═══ Stored data ═══
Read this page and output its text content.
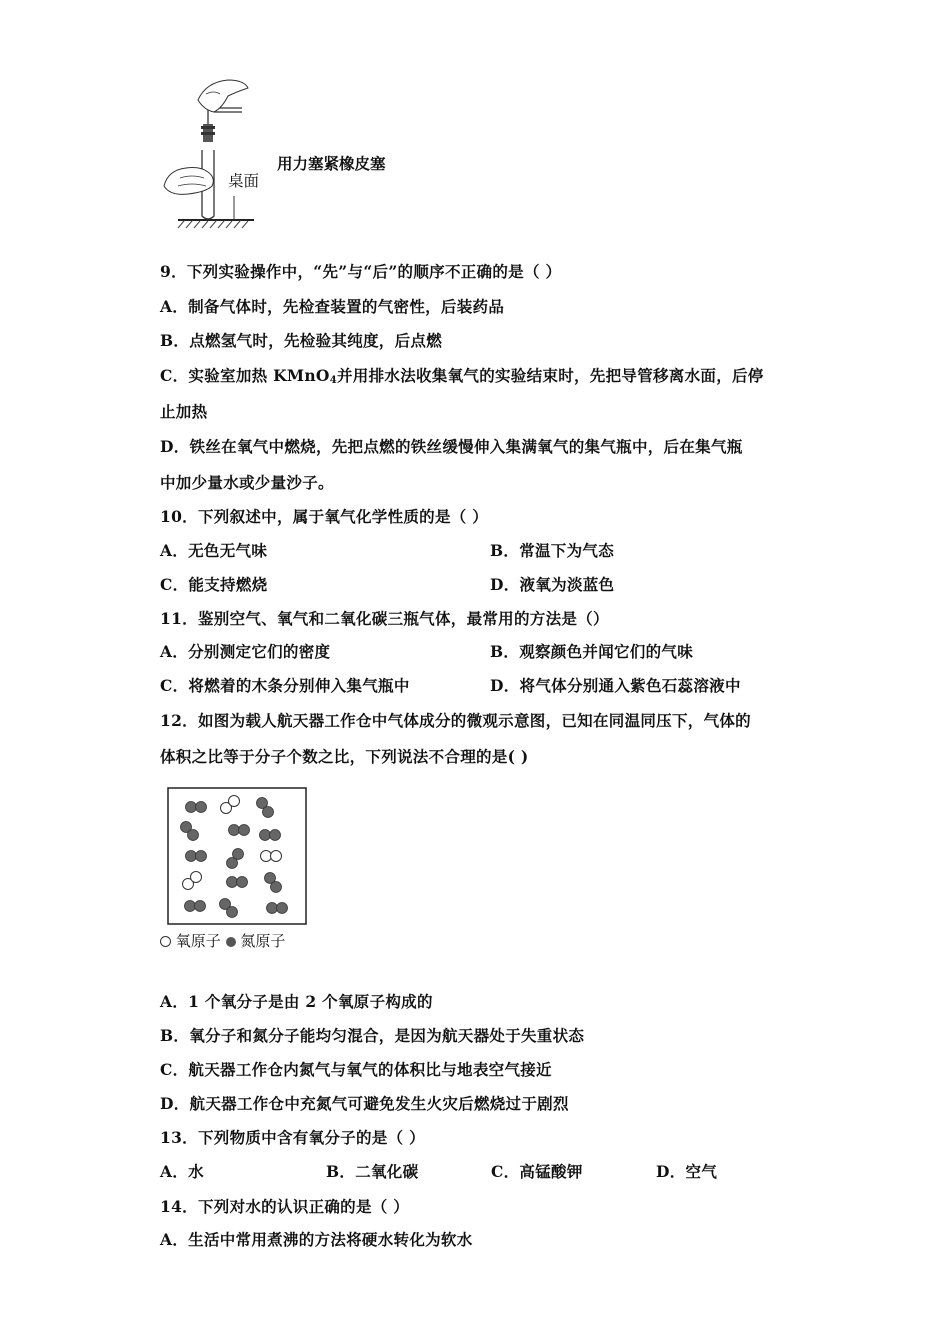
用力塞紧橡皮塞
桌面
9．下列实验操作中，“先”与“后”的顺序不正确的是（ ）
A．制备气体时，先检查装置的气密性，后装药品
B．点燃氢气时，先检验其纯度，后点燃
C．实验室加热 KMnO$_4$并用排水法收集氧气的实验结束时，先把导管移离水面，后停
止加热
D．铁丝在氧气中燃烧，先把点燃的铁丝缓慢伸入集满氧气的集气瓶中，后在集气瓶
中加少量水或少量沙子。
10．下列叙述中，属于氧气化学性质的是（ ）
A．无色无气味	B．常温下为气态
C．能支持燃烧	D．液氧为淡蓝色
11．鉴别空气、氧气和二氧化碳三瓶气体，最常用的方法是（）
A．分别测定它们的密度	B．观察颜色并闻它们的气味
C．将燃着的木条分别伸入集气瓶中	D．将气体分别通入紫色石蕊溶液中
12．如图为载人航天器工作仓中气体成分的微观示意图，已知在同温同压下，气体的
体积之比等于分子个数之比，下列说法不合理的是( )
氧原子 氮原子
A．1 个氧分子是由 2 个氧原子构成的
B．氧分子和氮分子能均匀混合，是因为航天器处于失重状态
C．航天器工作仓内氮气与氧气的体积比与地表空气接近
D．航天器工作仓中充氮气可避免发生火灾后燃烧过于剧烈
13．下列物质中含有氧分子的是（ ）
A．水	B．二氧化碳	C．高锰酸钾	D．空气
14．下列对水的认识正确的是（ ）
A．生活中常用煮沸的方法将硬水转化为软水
═══
═══ Stored data ═══
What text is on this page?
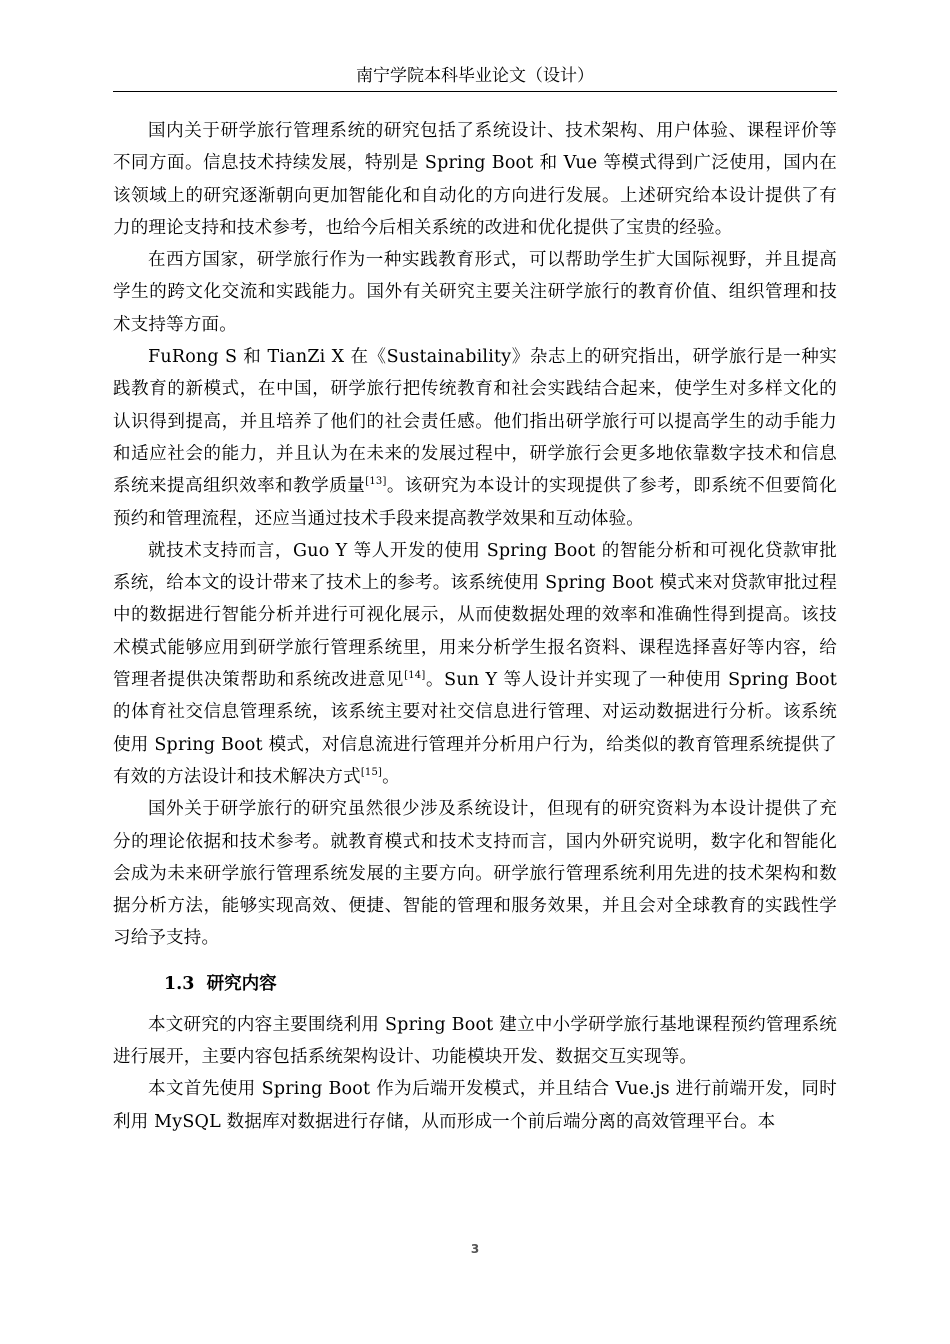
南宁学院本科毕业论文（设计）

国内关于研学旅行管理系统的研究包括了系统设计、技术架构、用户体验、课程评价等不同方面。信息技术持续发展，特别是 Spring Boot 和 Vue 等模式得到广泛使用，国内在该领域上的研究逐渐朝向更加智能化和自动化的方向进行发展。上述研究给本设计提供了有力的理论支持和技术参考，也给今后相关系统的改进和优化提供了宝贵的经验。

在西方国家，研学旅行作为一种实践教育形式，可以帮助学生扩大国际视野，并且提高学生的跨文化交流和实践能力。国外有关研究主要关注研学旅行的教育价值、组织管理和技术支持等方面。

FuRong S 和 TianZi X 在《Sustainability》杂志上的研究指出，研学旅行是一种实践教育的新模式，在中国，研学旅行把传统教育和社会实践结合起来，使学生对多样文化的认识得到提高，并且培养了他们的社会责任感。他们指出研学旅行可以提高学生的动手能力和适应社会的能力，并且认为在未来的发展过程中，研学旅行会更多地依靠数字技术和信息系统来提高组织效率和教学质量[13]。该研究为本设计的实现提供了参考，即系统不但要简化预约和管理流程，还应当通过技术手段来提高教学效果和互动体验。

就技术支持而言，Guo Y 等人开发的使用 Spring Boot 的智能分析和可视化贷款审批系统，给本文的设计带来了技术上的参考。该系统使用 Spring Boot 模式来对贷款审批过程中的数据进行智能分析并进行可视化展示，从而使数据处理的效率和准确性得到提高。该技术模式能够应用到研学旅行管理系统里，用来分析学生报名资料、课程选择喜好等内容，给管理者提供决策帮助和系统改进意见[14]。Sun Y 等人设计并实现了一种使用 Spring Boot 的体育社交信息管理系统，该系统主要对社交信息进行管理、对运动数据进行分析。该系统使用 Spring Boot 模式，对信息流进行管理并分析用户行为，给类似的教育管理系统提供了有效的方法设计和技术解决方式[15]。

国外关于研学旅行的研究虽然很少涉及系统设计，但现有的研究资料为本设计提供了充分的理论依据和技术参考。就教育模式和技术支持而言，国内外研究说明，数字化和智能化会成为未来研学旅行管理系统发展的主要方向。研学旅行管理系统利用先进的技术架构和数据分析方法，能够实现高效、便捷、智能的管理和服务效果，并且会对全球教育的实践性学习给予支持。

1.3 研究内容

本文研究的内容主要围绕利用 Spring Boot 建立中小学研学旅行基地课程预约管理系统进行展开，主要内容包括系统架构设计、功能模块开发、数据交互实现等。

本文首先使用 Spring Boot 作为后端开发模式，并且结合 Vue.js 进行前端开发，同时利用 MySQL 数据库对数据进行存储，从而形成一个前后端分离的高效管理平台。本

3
═══
═══ Stored data ═══
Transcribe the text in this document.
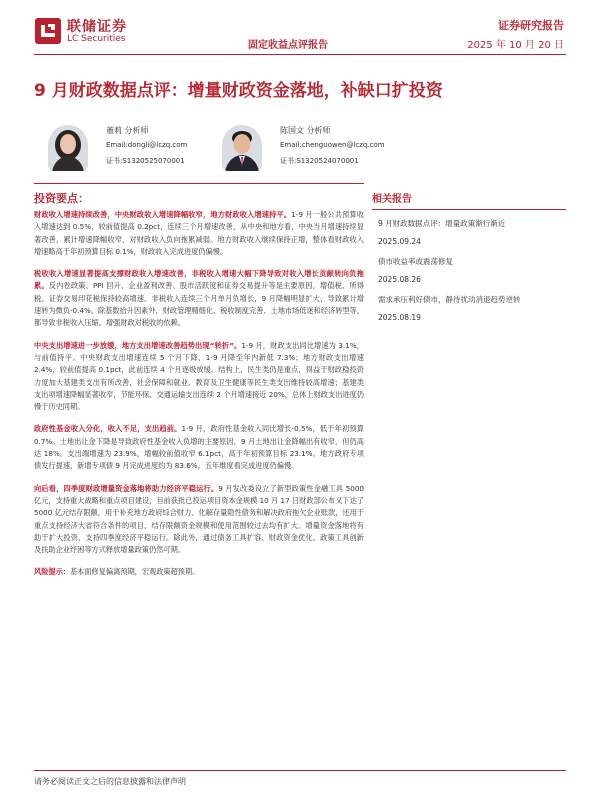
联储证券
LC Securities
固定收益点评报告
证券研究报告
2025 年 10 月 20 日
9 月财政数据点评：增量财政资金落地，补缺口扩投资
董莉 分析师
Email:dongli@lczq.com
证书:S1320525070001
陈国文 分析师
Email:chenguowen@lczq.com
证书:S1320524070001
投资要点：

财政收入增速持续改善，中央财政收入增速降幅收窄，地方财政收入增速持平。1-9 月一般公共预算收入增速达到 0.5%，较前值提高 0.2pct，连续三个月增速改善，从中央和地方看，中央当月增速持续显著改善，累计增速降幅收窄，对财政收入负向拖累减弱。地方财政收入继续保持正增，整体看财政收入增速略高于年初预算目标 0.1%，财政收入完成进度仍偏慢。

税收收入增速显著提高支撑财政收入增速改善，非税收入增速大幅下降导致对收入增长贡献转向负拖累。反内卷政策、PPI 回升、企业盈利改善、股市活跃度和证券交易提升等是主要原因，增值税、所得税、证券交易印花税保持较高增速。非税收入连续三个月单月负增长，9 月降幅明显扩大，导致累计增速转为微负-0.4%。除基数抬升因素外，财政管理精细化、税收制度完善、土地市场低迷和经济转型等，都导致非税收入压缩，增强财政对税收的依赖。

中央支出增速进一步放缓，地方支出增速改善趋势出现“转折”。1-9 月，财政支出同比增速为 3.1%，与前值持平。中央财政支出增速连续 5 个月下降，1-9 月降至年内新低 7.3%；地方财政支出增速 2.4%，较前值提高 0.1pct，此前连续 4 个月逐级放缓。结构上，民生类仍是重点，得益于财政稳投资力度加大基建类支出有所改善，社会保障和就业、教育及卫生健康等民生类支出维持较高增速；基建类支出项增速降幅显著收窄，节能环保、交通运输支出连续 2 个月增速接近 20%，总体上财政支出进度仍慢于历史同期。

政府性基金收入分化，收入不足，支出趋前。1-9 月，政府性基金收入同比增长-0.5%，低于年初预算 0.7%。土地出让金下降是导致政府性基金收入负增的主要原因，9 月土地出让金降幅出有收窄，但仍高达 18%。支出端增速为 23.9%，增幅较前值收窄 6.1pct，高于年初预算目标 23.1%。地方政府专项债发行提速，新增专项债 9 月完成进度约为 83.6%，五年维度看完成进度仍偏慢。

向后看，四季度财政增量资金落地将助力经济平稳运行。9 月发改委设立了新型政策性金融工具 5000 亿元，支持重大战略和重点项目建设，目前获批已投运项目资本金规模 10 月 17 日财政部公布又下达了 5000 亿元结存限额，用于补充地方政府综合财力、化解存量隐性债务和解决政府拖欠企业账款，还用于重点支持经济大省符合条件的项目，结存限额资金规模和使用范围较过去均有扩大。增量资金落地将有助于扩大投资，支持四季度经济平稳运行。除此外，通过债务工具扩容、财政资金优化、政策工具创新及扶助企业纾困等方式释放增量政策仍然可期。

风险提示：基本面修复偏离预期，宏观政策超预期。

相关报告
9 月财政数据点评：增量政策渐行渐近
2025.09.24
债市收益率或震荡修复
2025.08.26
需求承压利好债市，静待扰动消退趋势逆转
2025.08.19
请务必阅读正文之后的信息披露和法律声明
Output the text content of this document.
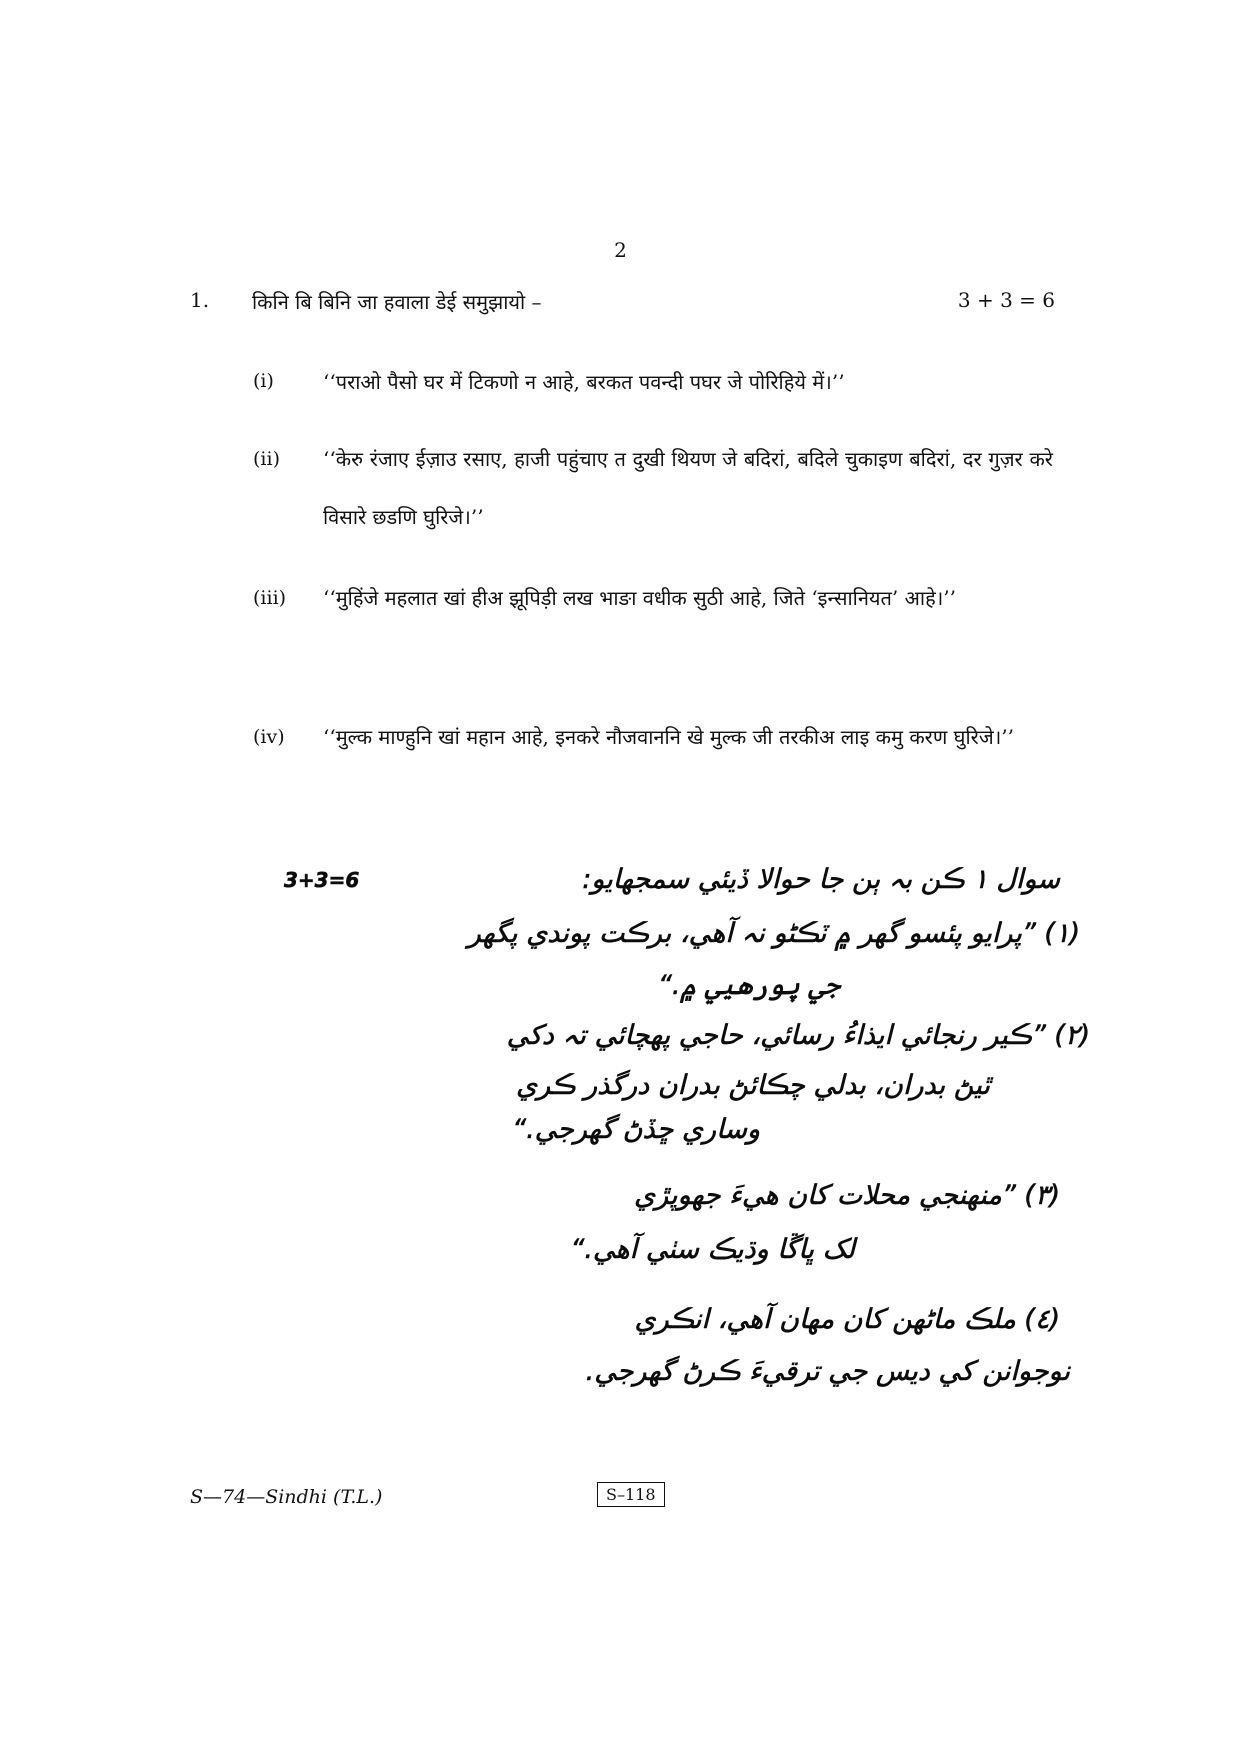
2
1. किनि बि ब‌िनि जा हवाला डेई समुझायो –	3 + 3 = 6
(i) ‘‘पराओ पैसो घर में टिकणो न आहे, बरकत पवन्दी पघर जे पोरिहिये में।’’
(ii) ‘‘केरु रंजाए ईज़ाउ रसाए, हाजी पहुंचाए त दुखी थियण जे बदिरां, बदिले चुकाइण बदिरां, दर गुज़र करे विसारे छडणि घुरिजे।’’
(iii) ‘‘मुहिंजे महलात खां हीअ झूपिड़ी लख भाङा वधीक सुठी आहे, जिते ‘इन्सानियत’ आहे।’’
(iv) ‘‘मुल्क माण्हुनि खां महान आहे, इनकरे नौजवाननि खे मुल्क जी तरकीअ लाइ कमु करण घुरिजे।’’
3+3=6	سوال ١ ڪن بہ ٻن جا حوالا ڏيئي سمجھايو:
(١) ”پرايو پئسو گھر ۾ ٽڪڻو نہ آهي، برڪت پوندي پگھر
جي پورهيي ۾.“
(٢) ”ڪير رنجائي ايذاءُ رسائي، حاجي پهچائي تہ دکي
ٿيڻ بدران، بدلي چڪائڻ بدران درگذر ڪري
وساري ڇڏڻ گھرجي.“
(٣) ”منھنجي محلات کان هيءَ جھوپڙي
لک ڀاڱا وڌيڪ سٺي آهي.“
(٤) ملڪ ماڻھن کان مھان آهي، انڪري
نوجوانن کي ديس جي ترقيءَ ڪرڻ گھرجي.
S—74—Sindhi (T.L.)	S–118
═══
▸ Description of the task
Collect the complete line wherever the string "Email" appears in the records.

▸ Exercise solution
Email:dongli@lczq.com
Email:chenguowen@lczq.com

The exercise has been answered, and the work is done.